• WHAT TO DO:
Without the images, print all the entries below exactly as given.

• Items from a dataset:
━━━━━━━━━━

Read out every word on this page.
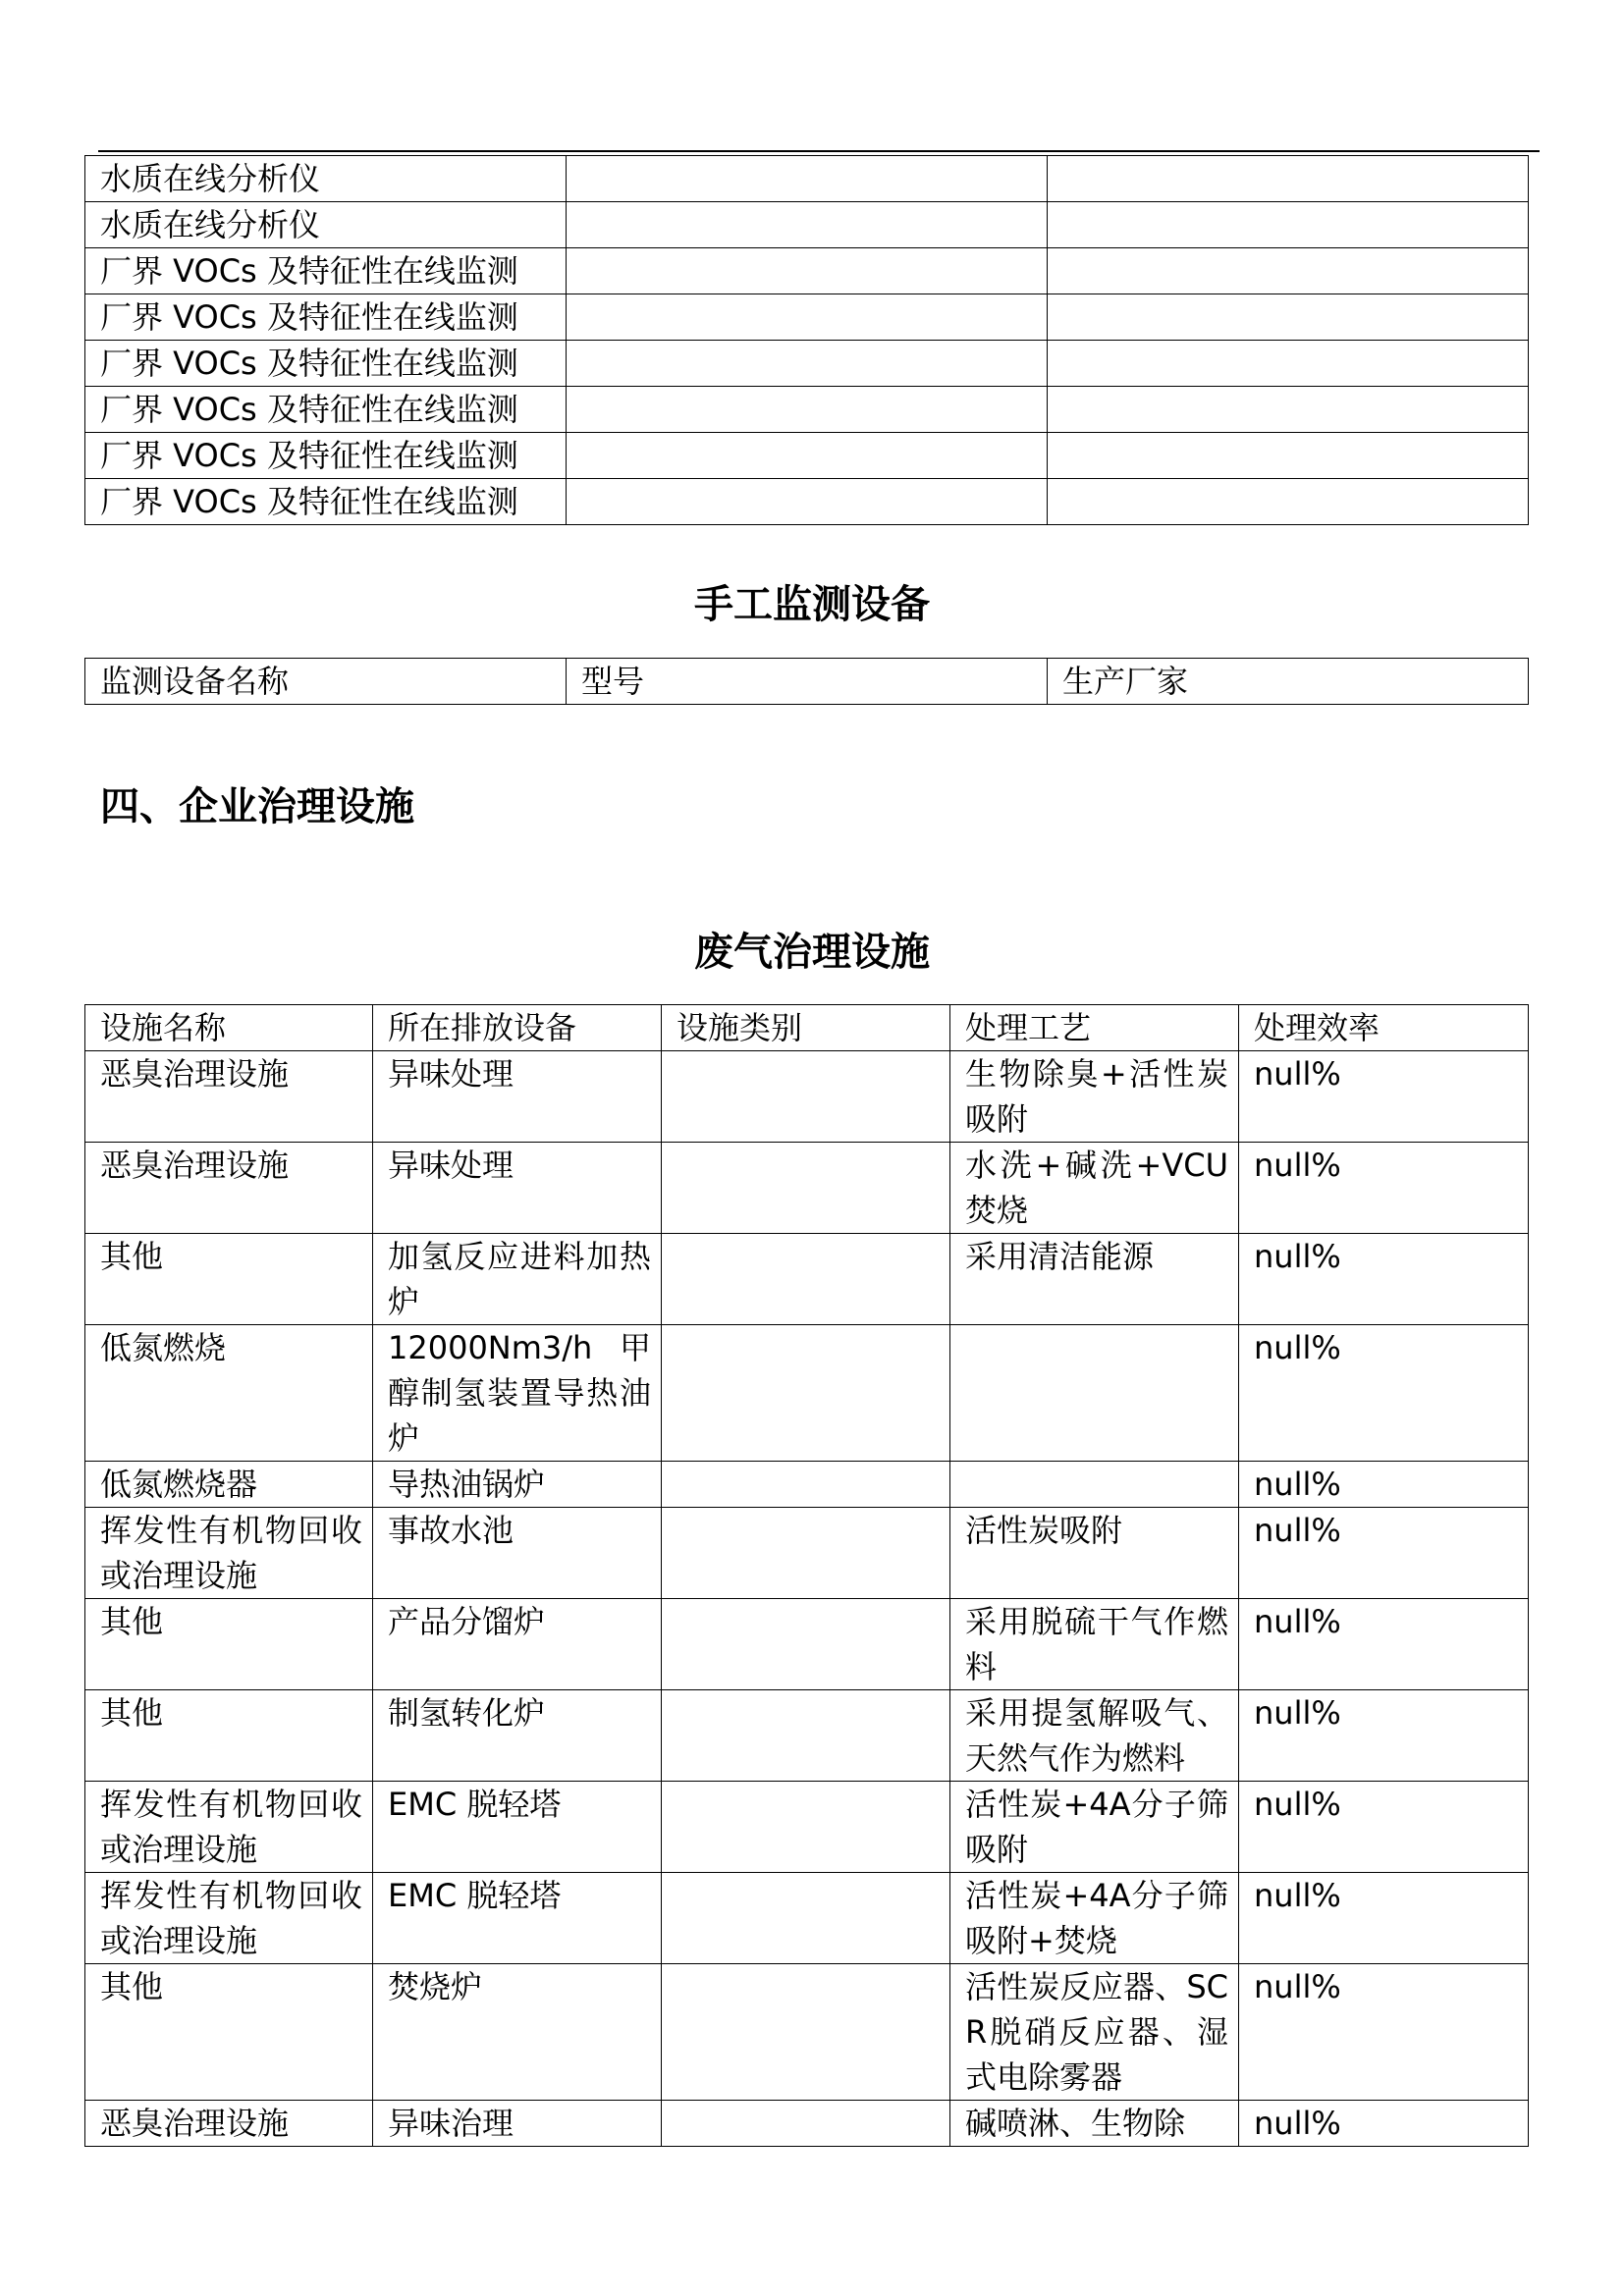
水质在线分析仪		
水质在线分析仪		
厂界 VOCs 及特征性在线监测		
厂界 VOCs 及特征性在线监测		
厂界 VOCs 及特征性在线监测		
厂界 VOCs 及特征性在线监测		
厂界 VOCs 及特征性在线监测		
厂界 VOCs 及特征性在线监测		
手工监测设备
监测设备名称	型号	生产厂家
四、企业治理设施
废气治理设施
设施名称	所在排放设备	设施类别	处理工艺	处理效率
恶臭治理设施	异味处理		生物除臭+活性炭吸附	null%
恶臭治理设施	异味处理		水洗+碱洗+VCU焚烧	null%
其他	加氢反应进料加热炉		采用清洁能源	null%
低氮燃烧	12000Nm3/h甲醇制氢装置导热油炉			null%
低氮燃烧器	导热油锅炉			null%
挥发性有机物回收或治理设施	事故水池		活性炭吸附	null%
其他	产品分馏炉		采用脱硫干气作燃料	null%
其他	制氢转化炉		采用提氢解吸气、天然气作为燃料	null%
挥发性有机物回收或治理设施	EMC 脱轻塔		活性炭+4A分子筛吸附	null%
挥发性有机物回收或治理设施	EMC 脱轻塔		活性炭+4A分子筛吸附+焚烧	null%
其他	焚烧炉		活性炭反应器、SCR脱硝反应器、湿式电除雾器	null%
恶臭治理设施	异味治理		碱喷淋、生物除	null%
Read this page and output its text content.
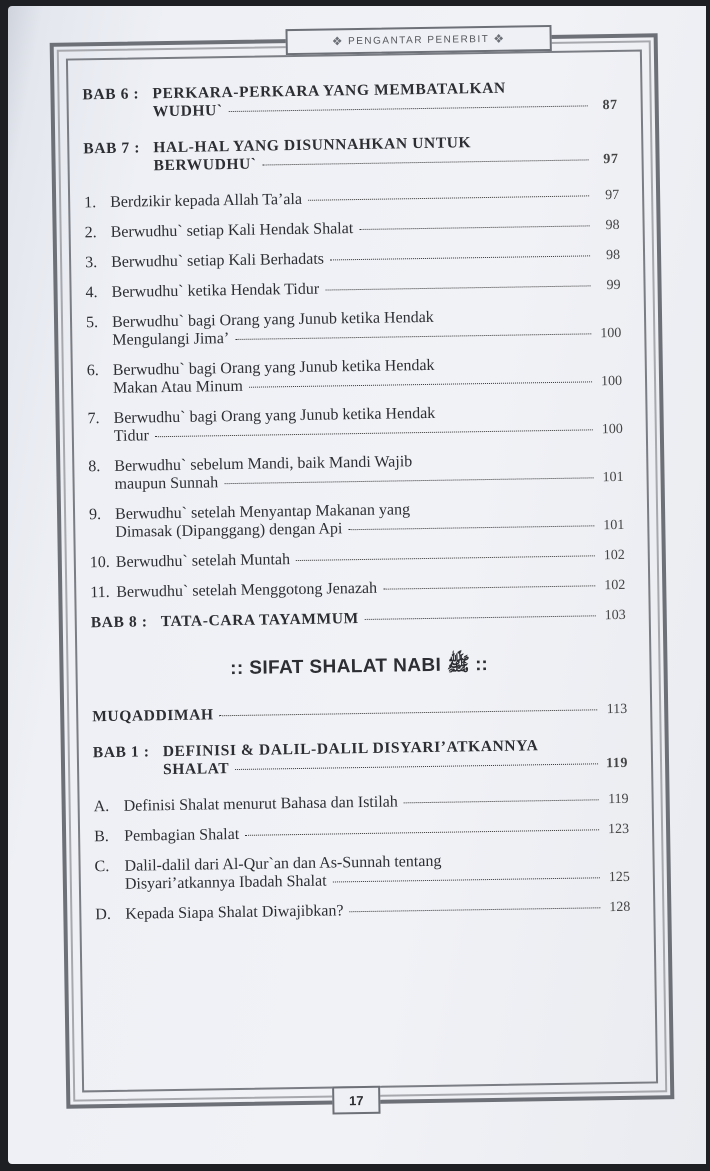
❖ PENGANTAR PENERBIT ❖
BAB 6 : PERKARA-PERKARA YANG MEMBATALKAN
WUDHU`	87
BAB 7 : HAL-HAL YANG DISUNNAHKAN UNTUK
BERWUDHU`	97
1. Berdzikir kepada Allah Ta’ala	97
2. Berwudhu` setiap Kali Hendak Shalat	98
3. Berwudhu` setiap Kali Berhadats	98
4. Berwudhu` ketika Hendak Tidur	99
5. Berwudhu` bagi Orang yang Junub ketika Hendak
Mengulangi Jima’	100
6. Berwudhu` bagi Orang yang Junub ketika Hendak
Makan Atau Minum	100
7. Berwudhu` bagi Orang yang Junub ketika Hendak
Tidur	100
8. Berwudhu` sebelum Mandi, baik Mandi Wajib
maupun Sunnah	101
9. Berwudhu` setelah Menyantap Makanan yang
Dimasak (Dipanggang) dengan Api	101
10. Berwudhu` setelah Muntah	102
11. Berwudhu` setelah Menggotong Jenazah	102
BAB 8 : TATA-CARA TAYAMMUM	103
:: SIFAT SHALAT NABI ﷺ ::
MUQADDIMAH	113
BAB 1 : DEFINISI & DALIL-DALIL DISYARI’ATKANNYA
SHALAT	119
A. Definisi Shalat menurut Bahasa dan Istilah	119
B. Pembagian Shalat	123
C. Dalil-dalil dari Al-Qur`an dan As-Sunnah tentang
Disyari’atkannya Ibadah Shalat	125
D. Kepada Siapa Shalat Diwajibkan?	128
17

━━━━━━━━━━

• RESPONSE BELOW:
Read out every word on this page.
水质在线分析仪		
水质在线分析仪		
厂界 VOCs 及特征性在线监测		
厂界 VOCs 及特征性在线监测		
厂界 VOCs 及特征性在线监测		
厂界 VOCs 及特征性在线监测		
厂界 VOCs 及特征性在线监测		
厂界 VOCs 及特征性在线监测		
手工监测设备
监测设备名称	型号	生产厂家
四、企业治理设施
废气治理设施
设施名称	所在排放设备	设施类别	处理工艺	处理效率
恶臭治理设施	异味处理		生物除臭+活性炭吸附	null%
恶臭治理设施	异味处理		水洗+碱洗+VCU焚烧	null%
其他	加氢反应进料加热炉		采用清洁能源	null%
低氮燃烧	12000Nm3/h甲醇制氢装置导热油炉			null%
低氮燃烧器	导热油锅炉			null%
挥发性有机物回收或治理设施	事故水池		活性炭吸附	null%
其他	产品分馏炉		采用脱硫干气作燃料	null%
其他	制氢转化炉		采用提氢解吸气、天然气作为燃料	null%
挥发性有机物回收或治理设施	EMC 脱轻塔		活性炭+4A分子筛吸附	null%
挥发性有机物回收或治理设施	EMC 脱轻塔		活性炭+4A分子筛吸附+焚烧	null%
其他	焚烧炉		活性炭反应器、SCR脱硝反应器、湿式电除雾器	null%
恶臭治理设施	异味治理		碱喷淋、生物除	null%
Read this page and output its text content.
❖ PENGANTAR PENERBIT ❖
BAB 6 : PERKARA-PERKARA YANG MEMBATALKAN
WUDHU`	87
BAB 7 : HAL-HAL YANG DISUNNAHKAN UNTUK
BERWUDHU`	97
1. Berdzikir kepada Allah Ta’ala	97
2. Berwudhu` setiap Kali Hendak Shalat	98
3. Berwudhu` setiap Kali Berhadats	98
4. Berwudhu` ketika Hendak Tidur	99
5. Berwudhu` bagi Orang yang Junub ketika Hendak
Mengulangi Jima’	100
6. Berwudhu` bagi Orang yang Junub ketika Hendak
Makan Atau Minum	100
7. Berwudhu` bagi Orang yang Junub ketika Hendak
Tidur	100
8. Berwudhu` sebelum Mandi, baik Mandi Wajib
maupun Sunnah	101
9. Berwudhu` setelah Menyantap Makanan yang
Dimasak (Dipanggang) dengan Api	101
10. Berwudhu` setelah Muntah	102
11. Berwudhu` setelah Menggotong Jenazah	102
BAB 8 : TATA-CARA TAYAMMUM	103
:: SIFAT SHALAT NABI ﷺ ::
MUQADDIMAH	113
BAB 1 : DEFINISI & DALIL-DALIL DISYARI’ATKANNYA
SHALAT	119
A. Definisi Shalat menurut Bahasa dan Istilah	119
B. Pembagian Shalat	123
C. Dalil-dalil dari Al-Qur`an dan As-Sunnah tentang
Disyari’atkannya Ibadah Shalat	125
D. Kepada Siapa Shalat Diwajibkan?	128
17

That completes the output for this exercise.